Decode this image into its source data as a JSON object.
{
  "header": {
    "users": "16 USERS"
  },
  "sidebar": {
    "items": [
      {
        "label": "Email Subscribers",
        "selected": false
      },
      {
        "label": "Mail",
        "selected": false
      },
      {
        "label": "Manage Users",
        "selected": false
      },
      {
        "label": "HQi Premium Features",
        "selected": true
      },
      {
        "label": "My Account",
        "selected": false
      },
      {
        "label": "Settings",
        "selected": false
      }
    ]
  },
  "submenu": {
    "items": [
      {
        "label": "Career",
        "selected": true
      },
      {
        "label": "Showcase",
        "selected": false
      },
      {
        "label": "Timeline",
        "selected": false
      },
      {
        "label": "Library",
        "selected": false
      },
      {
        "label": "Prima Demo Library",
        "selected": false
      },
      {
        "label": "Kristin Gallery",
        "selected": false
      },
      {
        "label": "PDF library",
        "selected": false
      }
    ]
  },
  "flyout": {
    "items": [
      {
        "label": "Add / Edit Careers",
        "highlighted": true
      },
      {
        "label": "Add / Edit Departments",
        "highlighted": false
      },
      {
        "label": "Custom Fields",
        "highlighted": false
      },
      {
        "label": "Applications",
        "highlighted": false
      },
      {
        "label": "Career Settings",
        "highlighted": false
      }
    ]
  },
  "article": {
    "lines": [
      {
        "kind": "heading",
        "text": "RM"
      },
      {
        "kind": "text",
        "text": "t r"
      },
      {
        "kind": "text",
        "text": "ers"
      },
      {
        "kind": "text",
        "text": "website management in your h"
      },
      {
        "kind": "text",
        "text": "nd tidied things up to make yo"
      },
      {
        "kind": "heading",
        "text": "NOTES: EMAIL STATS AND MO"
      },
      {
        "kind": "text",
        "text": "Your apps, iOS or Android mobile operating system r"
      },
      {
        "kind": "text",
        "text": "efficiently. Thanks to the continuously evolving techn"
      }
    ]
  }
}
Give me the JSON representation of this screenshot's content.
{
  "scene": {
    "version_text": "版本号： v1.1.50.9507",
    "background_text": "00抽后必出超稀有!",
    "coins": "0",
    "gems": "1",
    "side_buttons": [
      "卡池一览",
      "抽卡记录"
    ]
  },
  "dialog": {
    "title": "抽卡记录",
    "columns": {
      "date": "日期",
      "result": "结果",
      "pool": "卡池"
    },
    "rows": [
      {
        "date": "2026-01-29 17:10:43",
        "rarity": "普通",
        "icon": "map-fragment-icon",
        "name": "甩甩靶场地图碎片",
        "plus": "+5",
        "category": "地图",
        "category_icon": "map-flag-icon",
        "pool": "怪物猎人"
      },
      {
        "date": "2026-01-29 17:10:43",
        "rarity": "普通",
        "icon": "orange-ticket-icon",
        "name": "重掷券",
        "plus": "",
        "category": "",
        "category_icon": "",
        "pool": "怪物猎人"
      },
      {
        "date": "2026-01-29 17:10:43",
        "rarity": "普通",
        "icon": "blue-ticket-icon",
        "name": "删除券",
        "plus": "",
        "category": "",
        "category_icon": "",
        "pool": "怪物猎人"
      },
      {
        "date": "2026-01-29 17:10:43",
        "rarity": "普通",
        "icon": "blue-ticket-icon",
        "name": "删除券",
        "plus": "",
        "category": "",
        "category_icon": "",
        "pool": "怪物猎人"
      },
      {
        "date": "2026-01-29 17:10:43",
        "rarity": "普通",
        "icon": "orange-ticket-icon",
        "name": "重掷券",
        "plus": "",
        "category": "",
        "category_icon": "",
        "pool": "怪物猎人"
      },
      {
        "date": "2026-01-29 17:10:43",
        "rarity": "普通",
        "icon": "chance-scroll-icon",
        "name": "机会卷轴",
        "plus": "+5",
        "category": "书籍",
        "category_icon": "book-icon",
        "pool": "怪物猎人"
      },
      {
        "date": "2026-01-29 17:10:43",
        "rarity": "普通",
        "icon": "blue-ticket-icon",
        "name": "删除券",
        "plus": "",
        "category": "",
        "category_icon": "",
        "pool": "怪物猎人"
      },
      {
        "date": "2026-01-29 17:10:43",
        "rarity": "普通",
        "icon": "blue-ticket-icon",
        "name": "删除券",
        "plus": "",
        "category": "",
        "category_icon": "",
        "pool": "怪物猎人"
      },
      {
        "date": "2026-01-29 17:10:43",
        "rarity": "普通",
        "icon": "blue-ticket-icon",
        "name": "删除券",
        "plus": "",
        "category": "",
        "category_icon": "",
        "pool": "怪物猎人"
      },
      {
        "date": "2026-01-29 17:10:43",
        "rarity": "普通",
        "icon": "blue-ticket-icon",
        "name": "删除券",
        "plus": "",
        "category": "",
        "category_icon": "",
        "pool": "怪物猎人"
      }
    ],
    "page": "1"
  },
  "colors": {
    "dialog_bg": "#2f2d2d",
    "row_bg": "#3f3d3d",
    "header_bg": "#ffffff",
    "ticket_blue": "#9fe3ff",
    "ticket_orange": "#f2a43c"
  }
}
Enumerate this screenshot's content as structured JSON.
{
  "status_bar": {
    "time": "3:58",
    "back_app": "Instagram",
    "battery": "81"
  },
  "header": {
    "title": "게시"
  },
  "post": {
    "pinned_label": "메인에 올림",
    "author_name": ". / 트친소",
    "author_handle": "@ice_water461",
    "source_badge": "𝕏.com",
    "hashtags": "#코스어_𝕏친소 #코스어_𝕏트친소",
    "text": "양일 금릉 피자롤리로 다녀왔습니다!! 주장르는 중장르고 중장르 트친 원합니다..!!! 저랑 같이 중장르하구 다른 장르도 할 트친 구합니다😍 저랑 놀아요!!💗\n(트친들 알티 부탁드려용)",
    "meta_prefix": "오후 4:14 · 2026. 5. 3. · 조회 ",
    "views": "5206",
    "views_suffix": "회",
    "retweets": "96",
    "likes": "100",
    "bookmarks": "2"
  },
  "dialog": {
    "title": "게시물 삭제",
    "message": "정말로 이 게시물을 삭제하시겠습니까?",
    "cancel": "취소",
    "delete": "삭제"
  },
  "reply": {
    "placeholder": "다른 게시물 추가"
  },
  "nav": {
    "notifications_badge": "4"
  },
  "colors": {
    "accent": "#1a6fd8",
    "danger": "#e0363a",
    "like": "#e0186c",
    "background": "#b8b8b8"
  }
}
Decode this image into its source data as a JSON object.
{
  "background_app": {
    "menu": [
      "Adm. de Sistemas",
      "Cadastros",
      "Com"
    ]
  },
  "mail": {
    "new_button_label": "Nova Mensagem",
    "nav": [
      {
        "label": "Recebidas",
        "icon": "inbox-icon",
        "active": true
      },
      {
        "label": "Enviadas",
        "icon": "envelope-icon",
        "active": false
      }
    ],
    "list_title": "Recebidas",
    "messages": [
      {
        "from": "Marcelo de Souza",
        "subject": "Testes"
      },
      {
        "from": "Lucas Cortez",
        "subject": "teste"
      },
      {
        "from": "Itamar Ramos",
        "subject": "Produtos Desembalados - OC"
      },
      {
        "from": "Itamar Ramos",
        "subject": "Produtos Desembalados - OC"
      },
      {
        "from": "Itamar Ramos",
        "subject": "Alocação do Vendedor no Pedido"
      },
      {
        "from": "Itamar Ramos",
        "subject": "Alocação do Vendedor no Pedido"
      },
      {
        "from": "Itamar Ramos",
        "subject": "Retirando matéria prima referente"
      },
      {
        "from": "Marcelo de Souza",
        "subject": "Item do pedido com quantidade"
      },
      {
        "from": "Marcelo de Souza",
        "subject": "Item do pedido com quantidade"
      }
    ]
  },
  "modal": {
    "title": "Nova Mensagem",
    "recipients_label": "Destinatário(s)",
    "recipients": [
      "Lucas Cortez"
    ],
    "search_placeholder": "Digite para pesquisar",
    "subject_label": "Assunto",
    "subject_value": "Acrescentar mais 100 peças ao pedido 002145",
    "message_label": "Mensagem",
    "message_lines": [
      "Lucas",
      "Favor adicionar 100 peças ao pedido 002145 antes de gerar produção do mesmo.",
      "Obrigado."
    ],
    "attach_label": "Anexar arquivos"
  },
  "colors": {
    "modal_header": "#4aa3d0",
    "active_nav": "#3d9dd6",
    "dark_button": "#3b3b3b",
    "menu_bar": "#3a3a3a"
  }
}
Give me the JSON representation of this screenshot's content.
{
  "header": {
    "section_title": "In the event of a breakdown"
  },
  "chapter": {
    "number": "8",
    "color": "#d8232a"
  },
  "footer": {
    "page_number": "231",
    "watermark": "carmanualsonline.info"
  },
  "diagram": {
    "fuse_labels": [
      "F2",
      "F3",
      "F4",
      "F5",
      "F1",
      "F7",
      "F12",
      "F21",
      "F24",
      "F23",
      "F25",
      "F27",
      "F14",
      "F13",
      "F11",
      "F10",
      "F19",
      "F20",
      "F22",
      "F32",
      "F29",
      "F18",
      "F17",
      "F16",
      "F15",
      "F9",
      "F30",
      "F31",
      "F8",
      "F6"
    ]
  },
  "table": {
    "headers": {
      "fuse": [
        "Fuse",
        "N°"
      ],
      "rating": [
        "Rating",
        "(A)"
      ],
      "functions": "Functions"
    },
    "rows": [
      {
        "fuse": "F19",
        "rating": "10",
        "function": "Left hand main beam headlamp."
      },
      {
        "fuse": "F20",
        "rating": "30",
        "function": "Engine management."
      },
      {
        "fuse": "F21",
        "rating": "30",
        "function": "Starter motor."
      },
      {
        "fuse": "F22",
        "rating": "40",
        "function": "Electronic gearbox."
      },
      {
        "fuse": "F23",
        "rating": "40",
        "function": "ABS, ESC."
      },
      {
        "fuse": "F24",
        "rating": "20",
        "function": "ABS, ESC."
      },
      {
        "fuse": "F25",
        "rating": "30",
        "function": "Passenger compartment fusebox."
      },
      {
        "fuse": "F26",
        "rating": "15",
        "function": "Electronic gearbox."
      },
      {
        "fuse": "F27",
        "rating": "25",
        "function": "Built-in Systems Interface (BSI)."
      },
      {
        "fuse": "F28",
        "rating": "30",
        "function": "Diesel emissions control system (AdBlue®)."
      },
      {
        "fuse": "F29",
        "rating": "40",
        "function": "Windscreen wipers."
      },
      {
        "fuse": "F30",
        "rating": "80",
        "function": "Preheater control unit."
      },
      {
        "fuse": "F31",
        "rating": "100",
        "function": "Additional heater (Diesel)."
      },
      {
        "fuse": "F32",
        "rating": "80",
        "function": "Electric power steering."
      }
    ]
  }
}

########

» **TASK PROMPT**
Report the count of lines in the entries that contain the string "true", and nothing besides it.

» **REPLY**
4